» GIVEN TASK
Reproduce the records below exactly as they appear.

Dataset rows:
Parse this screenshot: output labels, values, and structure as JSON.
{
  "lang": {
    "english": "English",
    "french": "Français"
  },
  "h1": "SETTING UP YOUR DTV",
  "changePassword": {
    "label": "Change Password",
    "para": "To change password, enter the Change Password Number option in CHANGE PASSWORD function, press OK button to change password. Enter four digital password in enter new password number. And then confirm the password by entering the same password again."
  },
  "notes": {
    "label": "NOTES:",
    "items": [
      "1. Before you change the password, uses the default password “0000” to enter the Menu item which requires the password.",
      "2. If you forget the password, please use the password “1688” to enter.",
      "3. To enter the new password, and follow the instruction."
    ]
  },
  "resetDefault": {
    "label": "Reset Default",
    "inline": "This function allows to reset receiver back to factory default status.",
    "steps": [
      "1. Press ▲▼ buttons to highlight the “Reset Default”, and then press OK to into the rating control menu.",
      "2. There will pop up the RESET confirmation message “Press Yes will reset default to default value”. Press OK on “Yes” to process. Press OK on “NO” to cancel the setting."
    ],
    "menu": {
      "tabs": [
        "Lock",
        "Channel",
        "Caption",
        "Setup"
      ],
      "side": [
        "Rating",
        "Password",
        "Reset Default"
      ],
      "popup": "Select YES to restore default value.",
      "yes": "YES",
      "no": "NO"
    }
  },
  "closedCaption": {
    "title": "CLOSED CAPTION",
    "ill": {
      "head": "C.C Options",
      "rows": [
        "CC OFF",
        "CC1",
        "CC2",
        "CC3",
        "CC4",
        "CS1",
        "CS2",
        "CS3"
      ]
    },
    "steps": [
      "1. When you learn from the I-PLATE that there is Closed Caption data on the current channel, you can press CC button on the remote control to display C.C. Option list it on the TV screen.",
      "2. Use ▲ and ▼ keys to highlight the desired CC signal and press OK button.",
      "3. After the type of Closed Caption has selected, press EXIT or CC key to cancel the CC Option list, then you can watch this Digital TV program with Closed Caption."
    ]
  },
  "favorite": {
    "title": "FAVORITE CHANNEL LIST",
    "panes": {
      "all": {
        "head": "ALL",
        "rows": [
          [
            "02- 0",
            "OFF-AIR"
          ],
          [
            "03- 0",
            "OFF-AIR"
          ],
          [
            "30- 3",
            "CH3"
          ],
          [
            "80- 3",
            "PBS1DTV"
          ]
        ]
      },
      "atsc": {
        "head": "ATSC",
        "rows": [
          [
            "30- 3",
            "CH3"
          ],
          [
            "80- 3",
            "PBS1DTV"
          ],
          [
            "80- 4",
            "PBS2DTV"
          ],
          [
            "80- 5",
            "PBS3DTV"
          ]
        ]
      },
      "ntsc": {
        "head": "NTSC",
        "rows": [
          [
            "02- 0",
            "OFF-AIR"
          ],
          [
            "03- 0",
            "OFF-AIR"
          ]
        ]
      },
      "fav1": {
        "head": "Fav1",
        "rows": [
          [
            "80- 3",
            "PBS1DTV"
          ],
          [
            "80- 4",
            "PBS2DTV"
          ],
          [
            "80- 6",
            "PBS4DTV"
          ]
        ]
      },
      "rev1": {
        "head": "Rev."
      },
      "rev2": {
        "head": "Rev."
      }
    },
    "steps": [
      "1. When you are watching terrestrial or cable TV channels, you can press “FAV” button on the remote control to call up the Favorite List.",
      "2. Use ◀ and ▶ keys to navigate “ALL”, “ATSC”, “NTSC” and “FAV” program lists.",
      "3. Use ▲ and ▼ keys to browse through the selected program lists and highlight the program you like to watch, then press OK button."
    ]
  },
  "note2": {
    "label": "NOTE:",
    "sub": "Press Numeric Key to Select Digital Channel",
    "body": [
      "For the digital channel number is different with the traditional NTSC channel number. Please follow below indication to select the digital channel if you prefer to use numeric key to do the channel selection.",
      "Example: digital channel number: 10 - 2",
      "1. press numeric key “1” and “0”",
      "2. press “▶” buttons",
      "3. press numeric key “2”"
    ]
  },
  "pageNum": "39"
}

» ANSWER TO THIS PROBLEM
Parse this screenshot: output labels, values, and structure as JSON.
{
  "lang": {
    "english": "English",
    "french": "Français"
  },
  "h1": "SETTING UP YOUR DTV",
  "changePassword": {
    "label": "Change Password",
    "para": "To change password, enter the Change Password Number option in CHANGE PASSWORD function, press OK button to change password. Enter four digital password in enter new password number. And then confirm the password by entering the same password again."
  },
  "notes": {
    "label": "NOTES:",
    "items": [
      "1. Before you change the password, uses the default password “0000” to enter the Menu item which requires the password.",
      "2. If you forget the password, please use the password “1688” to enter.",
      "3. To enter the new password, and follow the instruction."
    ]
  },
  "resetDefault": {
    "label": "Reset Default",
    "inline": "This function allows to reset receiver back to factory default status.",
    "steps": [
      "1. Press ▲▼ buttons to highlight the “Reset Default”, and then press OK to into the rating control menu.",
      "2. There will pop up the RESET confirmation message “Press Yes will reset default to default value”. Press OK on “Yes” to process. Press OK on “NO” to cancel the setting."
    ],
    "menu": {
      "tabs": [
        "Lock",
        "Channel",
        "Caption",
        "Setup"
      ],
      "side": [
        "Rating",
        "Password",
        "Reset Default"
      ],
      "popup": "Select YES to restore default value.",
      "yes": "YES",
      "no": "NO"
    }
  },
  "closedCaption": {
    "title": "CLOSED CAPTION",
    "ill": {
      "head": "C.C Options",
      "rows": [
        "CC OFF",
        "CC1",
        "CC2",
        "CC3",
        "CC4",
        "CS1",
        "CS2",
        "CS3"
      ]
    },
    "steps": [
      "1. When you learn from the I-PLATE that there is Closed Caption data on the current channel, you can press CC button on the remote control to display C.C. Option list it on the TV screen.",
      "2. Use ▲ and ▼ keys to highlight the desired CC signal and press OK button.",
      "3. After the type of Closed Caption has selected, press EXIT or CC key to cancel the CC Option list, then you can watch this Digital TV program with Closed Caption."
    ]
  },
  "favorite": {
    "title": "FAVORITE CHANNEL LIST",
    "panes": {
      "all": {
        "head": "ALL",
        "rows": [
          [
            "02- 0",
            "OFF-AIR"
          ],
          [
            "03- 0",
            "OFF-AIR"
          ],
          [
            "30- 3",
            "CH3"
          ],
          [
            "80- 3",
            "PBS1DTV"
          ]
        ]
      },
      "atsc": {
        "head": "ATSC",
        "rows": [
          [
            "30- 3",
            "CH3"
          ],
          [
            "80- 3",
            "PBS1DTV"
          ],
          [
            "80- 4",
            "PBS2DTV"
          ],
          [
            "80- 5",
            "PBS3DTV"
          ]
        ]
      },
      "ntsc": {
        "head": "NTSC",
        "rows": [
          [
            "02- 0",
            "OFF-AIR"
          ],
          [
            "03- 0",
            "OFF-AIR"
          ]
        ]
      },
      "fav1": {
        "head": "Fav1",
        "rows": [
          [
            "80- 3",
            "PBS1DTV"
          ],
          [
            "80- 4",
            "PBS2DTV"
          ],
          [
            "80- 6",
            "PBS4DTV"
          ]
        ]
      },
      "rev1": {
        "head": "Rev."
      },
      "rev2": {
        "head": "Rev."
      }
    },
    "steps": [
      "1. When you are watching terrestrial or cable TV channels, you can press “FAV” button on the remote control to call up the Favorite List.",
      "2. Use ◀ and ▶ keys to navigate “ALL”, “ATSC”, “NTSC” and “FAV” program lists.",
      "3. Use ▲ and ▼ keys to browse through the selected program lists and highlight the program you like to watch, then press OK button."
    ]
  },
  "note2": {
    "label": "NOTE:",
    "sub": "Press Numeric Key to Select Digital Channel",
    "body": [
      "For the digital channel number is different with the traditional NTSC channel number. Please follow below indication to select the digital channel if you prefer to use numeric key to do the channel selection.",
      "Example: digital channel number: 10 - 2",
      "1. press numeric key “1” and “0”",
      "2. press “▶” buttons",
      "3. press numeric key “2”"
    ]
  },
  "pageNum": "39"
}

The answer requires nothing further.